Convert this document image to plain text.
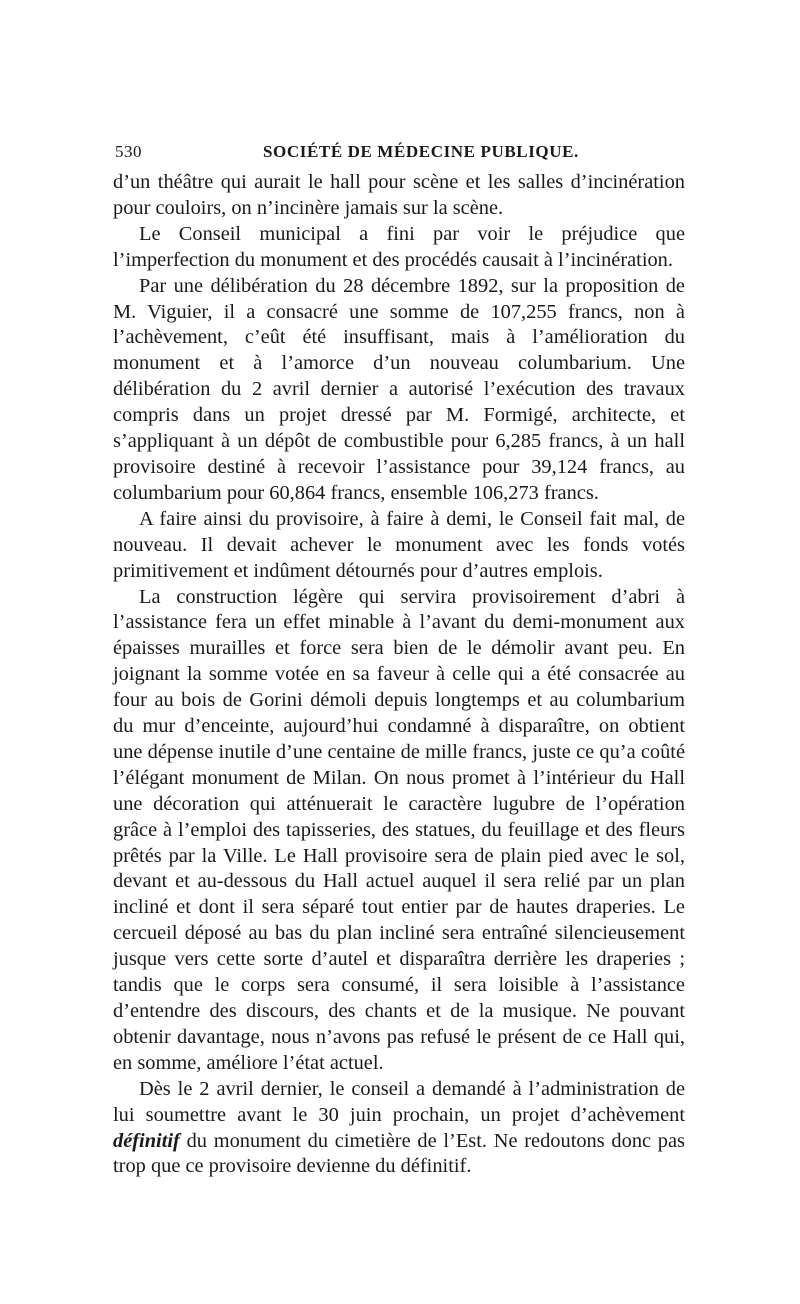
530	SOCIÉTÉ DE MÉDECINE PUBLIQUE.

d’un théâtre qui aurait le hall pour scène et les salles d’incinération pour couloirs, on n’incinère jamais sur la scène.

Le Conseil municipal a fini par voir le préjudice que l’imperfection du monument et des procédés causait à l’incinération.

Par une délibération du 28 décembre 1892, sur la proposition de M. Viguier, il a consacré une somme de 107,255 francs, non à l’achèvement, c’eût été insuffisant, mais à l’amélioration du monument et à l’amorce d’un nouveau columbarium. Une délibération du 2 avril dernier a autorisé l’exécution des travaux compris dans un projet dressé par M. Formigé, architecte, et s’appliquant à un dépôt de combustible pour 6,285 francs, à un hall provisoire destiné à recevoir l’assistance pour 39,124 francs, au columbarium pour 60,864 francs, ensemble 106,273 francs.

A faire ainsi du provisoire, à faire à demi, le Conseil fait mal, de nouveau. Il devait achever le monument avec les fonds votés primitivement et indûment détournés pour d’autres emplois.

La construction légère qui servira provisoirement d’abri à l’assistance fera un effet minable à l’avant du demi-monument aux épaisses murailles et force sera bien de le démolir avant peu. En joignant la somme votée en sa faveur à celle qui a été consacrée au four au bois de Gorini démoli depuis longtemps et au columbarium du mur d’enceinte, aujourd’hui condamné à disparaître, on obtient une dépense inutile d’une centaine de mille francs, juste ce qu’a coûté l’élégant monument de Milan. On nous promet à l’intérieur du Hall une décoration qui atténuerait le caractère lugubre de l’opération grâce à l’emploi des tapisseries, des statues, du feuillage et des fleurs prêtés par la Ville. Le Hall provisoire sera de plain pied avec le sol, devant et au-dessous du Hall actuel auquel il sera relié par un plan incliné et dont il sera séparé tout entier par de hautes draperies. Le cercueil déposé au bas du plan incliné sera entraîné silencieusement jusque vers cette sorte d’autel et disparaîtra derrière les draperies ; tandis que le corps sera consumé, il sera loisible à l’assistance d’entendre des discours, des chants et de la musique. Ne pouvant obtenir davantage, nous n’avons pas refusé le présent de ce Hall qui, en somme, améliore l’état actuel.

Dès le 2 avril dernier, le conseil a demandé à l’administration de lui soumettre avant le 30 juin prochain, un projet d’achèvement définitif du monument du cimetière de l’Est. Ne redoutons donc pas trop que ce provisoire devienne du définitif.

# What you need to do:
Pictures are to be left out; all else in the entries above is to be quoted exactly.

# Answer in full:
Convert this document image to plain text.
530	SOCIÉTÉ DE MÉDECINE PUBLIQUE.

d’un théâtre qui aurait le hall pour scène et les salles d’incinération pour couloirs, on n’incinère jamais sur la scène.

Le Conseil municipal a fini par voir le préjudice que l’imperfection du monument et des procédés causait à l’incinération.

Par une délibération du 28 décembre 1892, sur la proposition de M. Viguier, il a consacré une somme de 107,255 francs, non à l’achèvement, c’eût été insuffisant, mais à l’amélioration du monument et à l’amorce d’un nouveau columbarium. Une délibération du 2 avril dernier a autorisé l’exécution des travaux compris dans un projet dressé par M. Formigé, architecte, et s’appliquant à un dépôt de combustible pour 6,285 francs, à un hall provisoire destiné à recevoir l’assistance pour 39,124 francs, au columbarium pour 60,864 francs, ensemble 106,273 francs.

A faire ainsi du provisoire, à faire à demi, le Conseil fait mal, de nouveau. Il devait achever le monument avec les fonds votés primitivement et indûment détournés pour d’autres emplois.

La construction légère qui servira provisoirement d’abri à l’assistance fera un effet minable à l’avant du demi-monument aux épaisses murailles et force sera bien de le démolir avant peu. En joignant la somme votée en sa faveur à celle qui a été consacrée au four au bois de Gorini démoli depuis longtemps et au columbarium du mur d’enceinte, aujourd’hui condamné à disparaître, on obtient une dépense inutile d’une centaine de mille francs, juste ce qu’a coûté l’élégant monument de Milan. On nous promet à l’intérieur du Hall une décoration qui atténuerait le caractère lugubre de l’opération grâce à l’emploi des tapisseries, des statues, du feuillage et des fleurs prêtés par la Ville. Le Hall provisoire sera de plain pied avec le sol, devant et au-dessous du Hall actuel auquel il sera relié par un plan incliné et dont il sera séparé tout entier par de hautes draperies. Le cercueil déposé au bas du plan incliné sera entraîné silencieusement jusque vers cette sorte d’autel et disparaîtra derrière les draperies ; tandis que le corps sera consumé, il sera loisible à l’assistance d’entendre des discours, des chants et de la musique. Ne pouvant obtenir davantage, nous n’avons pas refusé le présent de ce Hall qui, en somme, améliore l’état actuel.

Dès le 2 avril dernier, le conseil a demandé à l’administration de lui soumettre avant le 30 juin prochain, un projet d’achèvement définitif du monument du cimetière de l’Est. Ne redoutons donc pas trop que ce provisoire devienne du définitif.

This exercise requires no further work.